*RECORD SET:*
◇ ◇ ◇ ◇ ◇ ◇ ◇

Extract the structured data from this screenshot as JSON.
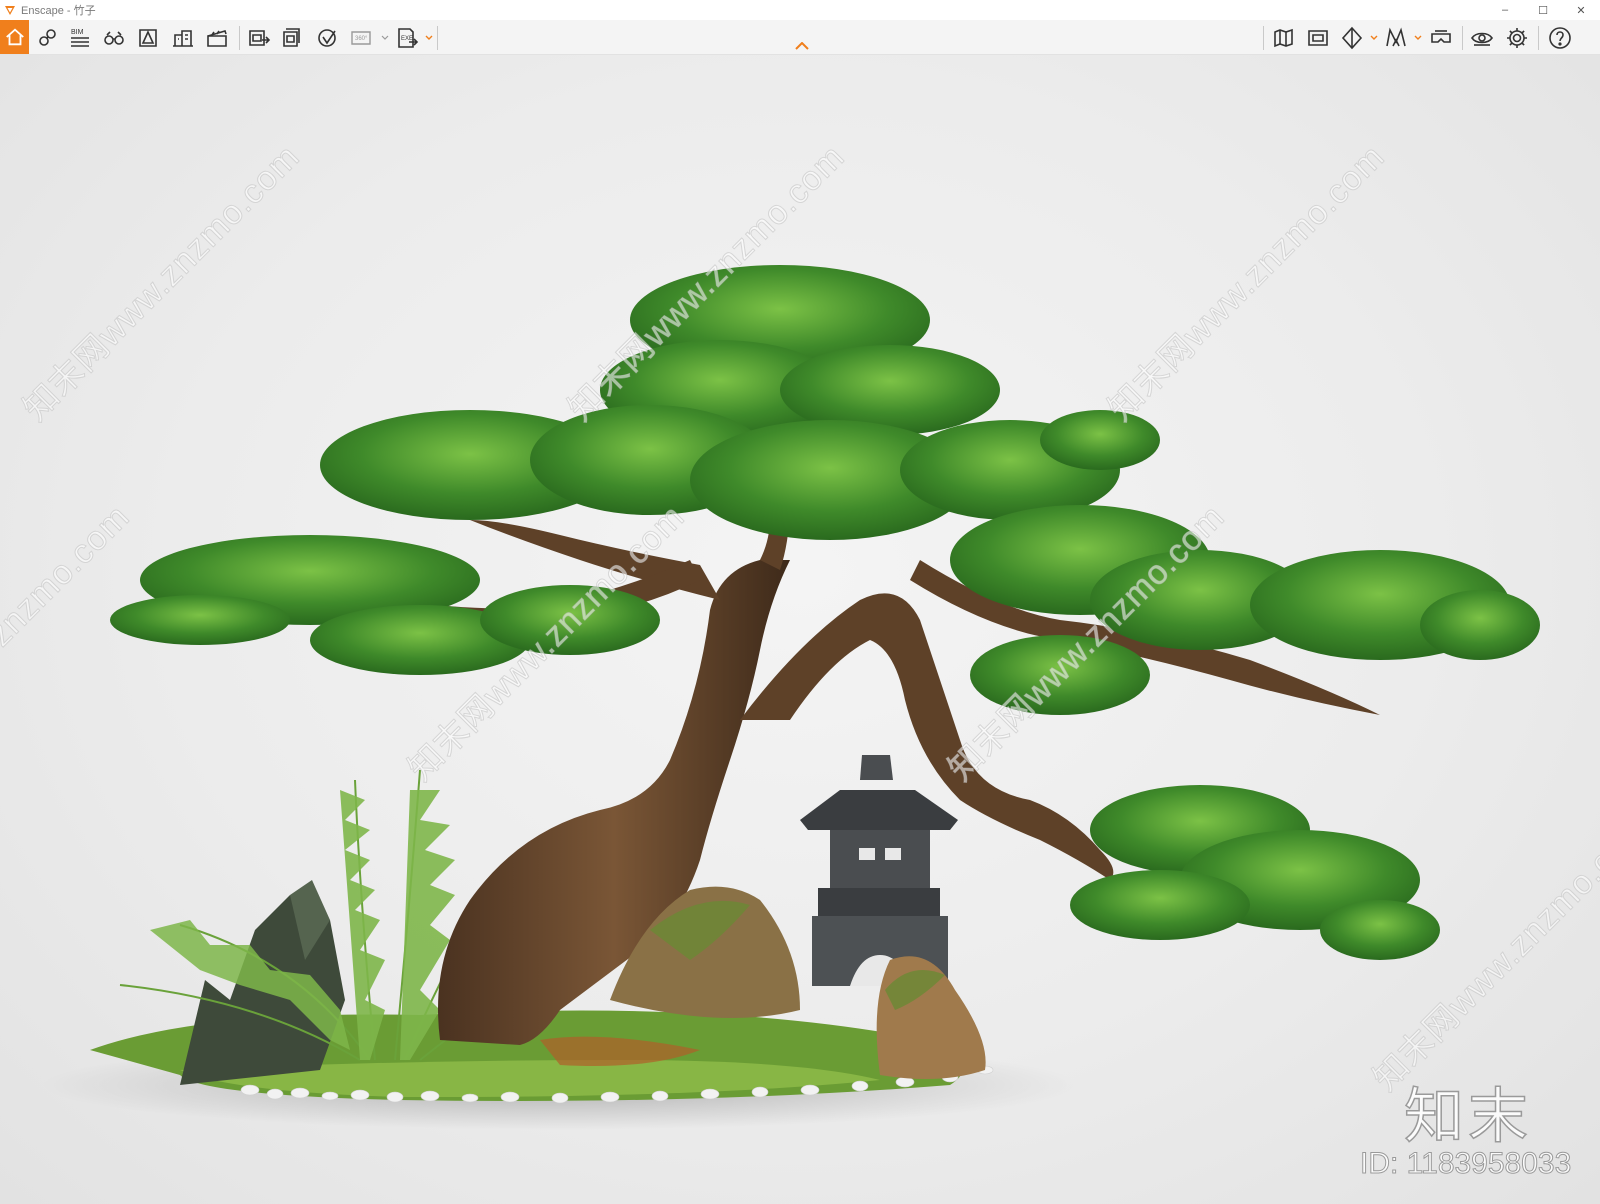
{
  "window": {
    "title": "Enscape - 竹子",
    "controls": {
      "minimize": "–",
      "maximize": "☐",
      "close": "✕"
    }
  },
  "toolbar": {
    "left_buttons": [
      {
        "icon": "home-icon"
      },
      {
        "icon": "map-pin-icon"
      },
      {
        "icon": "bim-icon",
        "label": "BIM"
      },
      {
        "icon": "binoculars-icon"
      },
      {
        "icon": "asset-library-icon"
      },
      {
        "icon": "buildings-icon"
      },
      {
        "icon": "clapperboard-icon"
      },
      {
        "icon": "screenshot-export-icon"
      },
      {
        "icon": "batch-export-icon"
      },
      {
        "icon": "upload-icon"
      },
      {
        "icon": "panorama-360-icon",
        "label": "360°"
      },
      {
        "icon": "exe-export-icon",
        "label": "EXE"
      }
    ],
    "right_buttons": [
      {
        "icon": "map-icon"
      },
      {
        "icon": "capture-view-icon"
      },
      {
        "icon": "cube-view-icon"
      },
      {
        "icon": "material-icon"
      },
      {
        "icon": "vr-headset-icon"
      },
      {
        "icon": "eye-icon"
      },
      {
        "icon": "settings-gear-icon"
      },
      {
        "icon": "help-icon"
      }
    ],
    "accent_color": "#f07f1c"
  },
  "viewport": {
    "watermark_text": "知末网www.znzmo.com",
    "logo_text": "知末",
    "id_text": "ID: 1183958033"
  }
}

◇ ◇ ◇ ◇ ◇ ◇ ◇

*EXERCISE:* Exclude the images, then output the data above word for word.

*RIGHT ANSWER:*
Extract the structured data from this screenshot as JSON.
{
  "window": {
    "title": "Enscape - 竹子",
    "controls": {
      "minimize": "–",
      "maximize": "☐",
      "close": "✕"
    }
  },
  "toolbar": {
    "left_buttons": [
      {
        "icon": "home-icon"
      },
      {
        "icon": "map-pin-icon"
      },
      {
        "icon": "bim-icon",
        "label": "BIM"
      },
      {
        "icon": "binoculars-icon"
      },
      {
        "icon": "asset-library-icon"
      },
      {
        "icon": "buildings-icon"
      },
      {
        "icon": "clapperboard-icon"
      },
      {
        "icon": "screenshot-export-icon"
      },
      {
        "icon": "batch-export-icon"
      },
      {
        "icon": "upload-icon"
      },
      {
        "icon": "panorama-360-icon",
        "label": "360°"
      },
      {
        "icon": "exe-export-icon",
        "label": "EXE"
      }
    ],
    "right_buttons": [
      {
        "icon": "map-icon"
      },
      {
        "icon": "capture-view-icon"
      },
      {
        "icon": "cube-view-icon"
      },
      {
        "icon": "material-icon"
      },
      {
        "icon": "vr-headset-icon"
      },
      {
        "icon": "eye-icon"
      },
      {
        "icon": "settings-gear-icon"
      },
      {
        "icon": "help-icon"
      }
    ],
    "accent_color": "#f07f1c"
  },
  "viewport": {
    "watermark_text": "知末网www.znzmo.com",
    "logo_text": "知末",
    "id_text": "ID: 1183958033"
  }
}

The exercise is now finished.